▶ [PROBLEM TO SOLVE]
Provide an exact reproduction of every entry.

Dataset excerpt

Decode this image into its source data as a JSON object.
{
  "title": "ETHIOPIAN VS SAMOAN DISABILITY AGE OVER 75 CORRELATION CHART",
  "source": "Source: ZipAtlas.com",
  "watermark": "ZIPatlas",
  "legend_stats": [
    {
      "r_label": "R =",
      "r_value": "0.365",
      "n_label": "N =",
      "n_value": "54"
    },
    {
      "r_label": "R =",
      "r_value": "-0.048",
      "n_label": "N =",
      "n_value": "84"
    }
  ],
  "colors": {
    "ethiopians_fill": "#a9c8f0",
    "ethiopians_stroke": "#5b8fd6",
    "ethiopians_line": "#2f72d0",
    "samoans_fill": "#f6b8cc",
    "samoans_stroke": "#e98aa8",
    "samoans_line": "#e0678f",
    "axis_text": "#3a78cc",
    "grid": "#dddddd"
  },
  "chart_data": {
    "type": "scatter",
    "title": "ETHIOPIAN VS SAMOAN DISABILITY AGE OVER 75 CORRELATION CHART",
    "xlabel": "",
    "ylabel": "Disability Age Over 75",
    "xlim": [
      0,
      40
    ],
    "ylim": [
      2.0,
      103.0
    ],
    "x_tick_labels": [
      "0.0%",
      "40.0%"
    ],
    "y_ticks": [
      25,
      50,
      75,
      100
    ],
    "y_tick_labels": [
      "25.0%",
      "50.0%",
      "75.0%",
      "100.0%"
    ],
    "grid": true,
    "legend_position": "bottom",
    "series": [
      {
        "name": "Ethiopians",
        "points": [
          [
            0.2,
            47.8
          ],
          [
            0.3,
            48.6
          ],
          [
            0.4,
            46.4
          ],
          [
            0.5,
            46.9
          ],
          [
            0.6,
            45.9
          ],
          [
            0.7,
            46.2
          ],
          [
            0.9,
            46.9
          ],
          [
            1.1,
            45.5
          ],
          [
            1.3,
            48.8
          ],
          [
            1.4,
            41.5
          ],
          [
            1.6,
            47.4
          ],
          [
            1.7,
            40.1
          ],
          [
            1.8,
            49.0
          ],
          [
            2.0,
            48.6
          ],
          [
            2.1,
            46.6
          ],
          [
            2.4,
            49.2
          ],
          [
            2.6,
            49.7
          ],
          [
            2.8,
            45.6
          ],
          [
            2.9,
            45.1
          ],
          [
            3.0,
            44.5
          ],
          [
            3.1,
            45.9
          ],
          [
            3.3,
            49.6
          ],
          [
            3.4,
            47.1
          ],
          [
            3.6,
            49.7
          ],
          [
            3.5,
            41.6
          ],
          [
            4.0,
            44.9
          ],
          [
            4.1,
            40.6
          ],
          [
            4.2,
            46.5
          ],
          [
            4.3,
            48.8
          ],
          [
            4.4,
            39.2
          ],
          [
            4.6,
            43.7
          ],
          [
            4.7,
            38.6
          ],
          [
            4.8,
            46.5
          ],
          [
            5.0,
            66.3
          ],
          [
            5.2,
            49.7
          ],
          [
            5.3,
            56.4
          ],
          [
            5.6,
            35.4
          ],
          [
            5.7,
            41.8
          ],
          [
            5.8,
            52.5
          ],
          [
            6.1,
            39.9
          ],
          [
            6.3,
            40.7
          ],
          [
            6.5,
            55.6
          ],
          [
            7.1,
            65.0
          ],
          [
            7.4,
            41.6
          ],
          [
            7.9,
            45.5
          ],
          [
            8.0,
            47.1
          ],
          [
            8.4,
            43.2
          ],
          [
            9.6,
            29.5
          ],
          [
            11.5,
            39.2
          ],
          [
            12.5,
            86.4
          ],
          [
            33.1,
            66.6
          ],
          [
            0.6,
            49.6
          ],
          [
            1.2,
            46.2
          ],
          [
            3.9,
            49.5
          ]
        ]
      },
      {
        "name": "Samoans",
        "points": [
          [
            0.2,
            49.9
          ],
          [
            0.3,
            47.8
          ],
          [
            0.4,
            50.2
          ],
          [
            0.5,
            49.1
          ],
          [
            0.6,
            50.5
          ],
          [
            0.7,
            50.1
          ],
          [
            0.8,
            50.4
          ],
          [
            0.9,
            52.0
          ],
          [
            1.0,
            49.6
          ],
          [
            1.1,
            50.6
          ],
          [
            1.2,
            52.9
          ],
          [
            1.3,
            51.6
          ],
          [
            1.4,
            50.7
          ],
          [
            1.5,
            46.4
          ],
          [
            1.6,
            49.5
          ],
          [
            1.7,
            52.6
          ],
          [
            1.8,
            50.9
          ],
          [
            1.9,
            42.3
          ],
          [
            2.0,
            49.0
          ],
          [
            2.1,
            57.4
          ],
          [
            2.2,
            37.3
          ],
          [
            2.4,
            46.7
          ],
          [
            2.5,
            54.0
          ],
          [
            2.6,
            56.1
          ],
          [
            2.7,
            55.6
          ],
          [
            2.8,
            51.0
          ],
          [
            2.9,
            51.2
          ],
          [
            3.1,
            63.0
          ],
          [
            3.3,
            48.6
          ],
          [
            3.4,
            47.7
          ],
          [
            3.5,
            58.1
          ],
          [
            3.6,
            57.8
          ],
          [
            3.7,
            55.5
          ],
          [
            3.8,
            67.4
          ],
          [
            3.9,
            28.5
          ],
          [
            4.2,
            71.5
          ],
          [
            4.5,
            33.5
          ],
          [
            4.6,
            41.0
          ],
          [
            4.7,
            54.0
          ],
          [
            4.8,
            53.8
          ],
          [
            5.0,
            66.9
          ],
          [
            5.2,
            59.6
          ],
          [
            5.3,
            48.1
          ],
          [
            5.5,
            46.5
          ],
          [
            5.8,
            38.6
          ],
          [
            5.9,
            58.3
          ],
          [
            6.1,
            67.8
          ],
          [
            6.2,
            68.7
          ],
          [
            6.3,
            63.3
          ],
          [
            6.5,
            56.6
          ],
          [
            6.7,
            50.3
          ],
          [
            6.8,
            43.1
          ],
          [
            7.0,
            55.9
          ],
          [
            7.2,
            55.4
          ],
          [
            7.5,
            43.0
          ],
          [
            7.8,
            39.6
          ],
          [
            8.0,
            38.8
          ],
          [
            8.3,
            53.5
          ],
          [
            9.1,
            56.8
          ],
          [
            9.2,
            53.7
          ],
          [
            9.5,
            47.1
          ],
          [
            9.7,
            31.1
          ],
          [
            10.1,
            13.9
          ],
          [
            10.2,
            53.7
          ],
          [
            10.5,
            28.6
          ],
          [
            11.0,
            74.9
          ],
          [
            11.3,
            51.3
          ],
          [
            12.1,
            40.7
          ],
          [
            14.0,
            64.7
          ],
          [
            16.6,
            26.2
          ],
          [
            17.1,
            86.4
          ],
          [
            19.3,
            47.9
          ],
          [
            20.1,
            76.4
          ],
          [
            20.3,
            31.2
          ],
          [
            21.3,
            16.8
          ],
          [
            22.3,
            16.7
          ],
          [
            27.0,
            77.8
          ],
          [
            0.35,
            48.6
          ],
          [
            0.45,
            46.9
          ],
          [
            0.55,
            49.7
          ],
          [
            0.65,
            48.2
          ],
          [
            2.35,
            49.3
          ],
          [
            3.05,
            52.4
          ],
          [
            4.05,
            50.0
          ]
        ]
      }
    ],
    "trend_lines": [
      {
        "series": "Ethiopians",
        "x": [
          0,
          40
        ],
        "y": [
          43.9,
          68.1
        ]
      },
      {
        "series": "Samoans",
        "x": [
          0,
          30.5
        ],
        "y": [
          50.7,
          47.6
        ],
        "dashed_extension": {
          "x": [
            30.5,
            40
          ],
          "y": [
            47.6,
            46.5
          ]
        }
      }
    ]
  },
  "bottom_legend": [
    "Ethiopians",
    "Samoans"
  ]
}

▶ [RESULT FOR THIS EXERCISE]
Decode this image into its source data as a JSON object.
{
  "title": "ETHIOPIAN VS SAMOAN DISABILITY AGE OVER 75 CORRELATION CHART",
  "source": "Source: ZipAtlas.com",
  "watermark": "ZIPatlas",
  "legend_stats": [
    {
      "r_label": "R =",
      "r_value": "0.365",
      "n_label": "N =",
      "n_value": "54"
    },
    {
      "r_label": "R =",
      "r_value": "-0.048",
      "n_label": "N =",
      "n_value": "84"
    }
  ],
  "colors": {
    "ethiopians_fill": "#a9c8f0",
    "ethiopians_stroke": "#5b8fd6",
    "ethiopians_line": "#2f72d0",
    "samoans_fill": "#f6b8cc",
    "samoans_stroke": "#e98aa8",
    "samoans_line": "#e0678f",
    "axis_text": "#3a78cc",
    "grid": "#dddddd"
  },
  "chart_data": {
    "type": "scatter",
    "title": "ETHIOPIAN VS SAMOAN DISABILITY AGE OVER 75 CORRELATION CHART",
    "xlabel": "",
    "ylabel": "Disability Age Over 75",
    "xlim": [
      0,
      40
    ],
    "ylim": [
      2.0,
      103.0
    ],
    "x_tick_labels": [
      "0.0%",
      "40.0%"
    ],
    "y_ticks": [
      25,
      50,
      75,
      100
    ],
    "y_tick_labels": [
      "25.0%",
      "50.0%",
      "75.0%",
      "100.0%"
    ],
    "grid": true,
    "legend_position": "bottom",
    "series": [
      {
        "name": "Ethiopians",
        "points": [
          [
            0.2,
            47.8
          ],
          [
            0.3,
            48.6
          ],
          [
            0.4,
            46.4
          ],
          [
            0.5,
            46.9
          ],
          [
            0.6,
            45.9
          ],
          [
            0.7,
            46.2
          ],
          [
            0.9,
            46.9
          ],
          [
            1.1,
            45.5
          ],
          [
            1.3,
            48.8
          ],
          [
            1.4,
            41.5
          ],
          [
            1.6,
            47.4
          ],
          [
            1.7,
            40.1
          ],
          [
            1.8,
            49.0
          ],
          [
            2.0,
            48.6
          ],
          [
            2.1,
            46.6
          ],
          [
            2.4,
            49.2
          ],
          [
            2.6,
            49.7
          ],
          [
            2.8,
            45.6
          ],
          [
            2.9,
            45.1
          ],
          [
            3.0,
            44.5
          ],
          [
            3.1,
            45.9
          ],
          [
            3.3,
            49.6
          ],
          [
            3.4,
            47.1
          ],
          [
            3.6,
            49.7
          ],
          [
            3.5,
            41.6
          ],
          [
            4.0,
            44.9
          ],
          [
            4.1,
            40.6
          ],
          [
            4.2,
            46.5
          ],
          [
            4.3,
            48.8
          ],
          [
            4.4,
            39.2
          ],
          [
            4.6,
            43.7
          ],
          [
            4.7,
            38.6
          ],
          [
            4.8,
            46.5
          ],
          [
            5.0,
            66.3
          ],
          [
            5.2,
            49.7
          ],
          [
            5.3,
            56.4
          ],
          [
            5.6,
            35.4
          ],
          [
            5.7,
            41.8
          ],
          [
            5.8,
            52.5
          ],
          [
            6.1,
            39.9
          ],
          [
            6.3,
            40.7
          ],
          [
            6.5,
            55.6
          ],
          [
            7.1,
            65.0
          ],
          [
            7.4,
            41.6
          ],
          [
            7.9,
            45.5
          ],
          [
            8.0,
            47.1
          ],
          [
            8.4,
            43.2
          ],
          [
            9.6,
            29.5
          ],
          [
            11.5,
            39.2
          ],
          [
            12.5,
            86.4
          ],
          [
            33.1,
            66.6
          ],
          [
            0.6,
            49.6
          ],
          [
            1.2,
            46.2
          ],
          [
            3.9,
            49.5
          ]
        ]
      },
      {
        "name": "Samoans",
        "points": [
          [
            0.2,
            49.9
          ],
          [
            0.3,
            47.8
          ],
          [
            0.4,
            50.2
          ],
          [
            0.5,
            49.1
          ],
          [
            0.6,
            50.5
          ],
          [
            0.7,
            50.1
          ],
          [
            0.8,
            50.4
          ],
          [
            0.9,
            52.0
          ],
          [
            1.0,
            49.6
          ],
          [
            1.1,
            50.6
          ],
          [
            1.2,
            52.9
          ],
          [
            1.3,
            51.6
          ],
          [
            1.4,
            50.7
          ],
          [
            1.5,
            46.4
          ],
          [
            1.6,
            49.5
          ],
          [
            1.7,
            52.6
          ],
          [
            1.8,
            50.9
          ],
          [
            1.9,
            42.3
          ],
          [
            2.0,
            49.0
          ],
          [
            2.1,
            57.4
          ],
          [
            2.2,
            37.3
          ],
          [
            2.4,
            46.7
          ],
          [
            2.5,
            54.0
          ],
          [
            2.6,
            56.1
          ],
          [
            2.7,
            55.6
          ],
          [
            2.8,
            51.0
          ],
          [
            2.9,
            51.2
          ],
          [
            3.1,
            63.0
          ],
          [
            3.3,
            48.6
          ],
          [
            3.4,
            47.7
          ],
          [
            3.5,
            58.1
          ],
          [
            3.6,
            57.8
          ],
          [
            3.7,
            55.5
          ],
          [
            3.8,
            67.4
          ],
          [
            3.9,
            28.5
          ],
          [
            4.2,
            71.5
          ],
          [
            4.5,
            33.5
          ],
          [
            4.6,
            41.0
          ],
          [
            4.7,
            54.0
          ],
          [
            4.8,
            53.8
          ],
          [
            5.0,
            66.9
          ],
          [
            5.2,
            59.6
          ],
          [
            5.3,
            48.1
          ],
          [
            5.5,
            46.5
          ],
          [
            5.8,
            38.6
          ],
          [
            5.9,
            58.3
          ],
          [
            6.1,
            67.8
          ],
          [
            6.2,
            68.7
          ],
          [
            6.3,
            63.3
          ],
          [
            6.5,
            56.6
          ],
          [
            6.7,
            50.3
          ],
          [
            6.8,
            43.1
          ],
          [
            7.0,
            55.9
          ],
          [
            7.2,
            55.4
          ],
          [
            7.5,
            43.0
          ],
          [
            7.8,
            39.6
          ],
          [
            8.0,
            38.8
          ],
          [
            8.3,
            53.5
          ],
          [
            9.1,
            56.8
          ],
          [
            9.2,
            53.7
          ],
          [
            9.5,
            47.1
          ],
          [
            9.7,
            31.1
          ],
          [
            10.1,
            13.9
          ],
          [
            10.2,
            53.7
          ],
          [
            10.5,
            28.6
          ],
          [
            11.0,
            74.9
          ],
          [
            11.3,
            51.3
          ],
          [
            12.1,
            40.7
          ],
          [
            14.0,
            64.7
          ],
          [
            16.6,
            26.2
          ],
          [
            17.1,
            86.4
          ],
          [
            19.3,
            47.9
          ],
          [
            20.1,
            76.4
          ],
          [
            20.3,
            31.2
          ],
          [
            21.3,
            16.8
          ],
          [
            22.3,
            16.7
          ],
          [
            27.0,
            77.8
          ],
          [
            0.35,
            48.6
          ],
          [
            0.45,
            46.9
          ],
          [
            0.55,
            49.7
          ],
          [
            0.65,
            48.2
          ],
          [
            2.35,
            49.3
          ],
          [
            3.05,
            52.4
          ],
          [
            4.05,
            50.0
          ]
        ]
      }
    ],
    "trend_lines": [
      {
        "series": "Ethiopians",
        "x": [
          0,
          40
        ],
        "y": [
          43.9,
          68.1
        ]
      },
      {
        "series": "Samoans",
        "x": [
          0,
          30.5
        ],
        "y": [
          50.7,
          47.6
        ],
        "dashed_extension": {
          "x": [
            30.5,
            40
          ],
          "y": [
            47.6,
            46.5
          ]
        }
      }
    ]
  },
  "bottom_legend": [
    "Ethiopians",
    "Samoans"
  ]
}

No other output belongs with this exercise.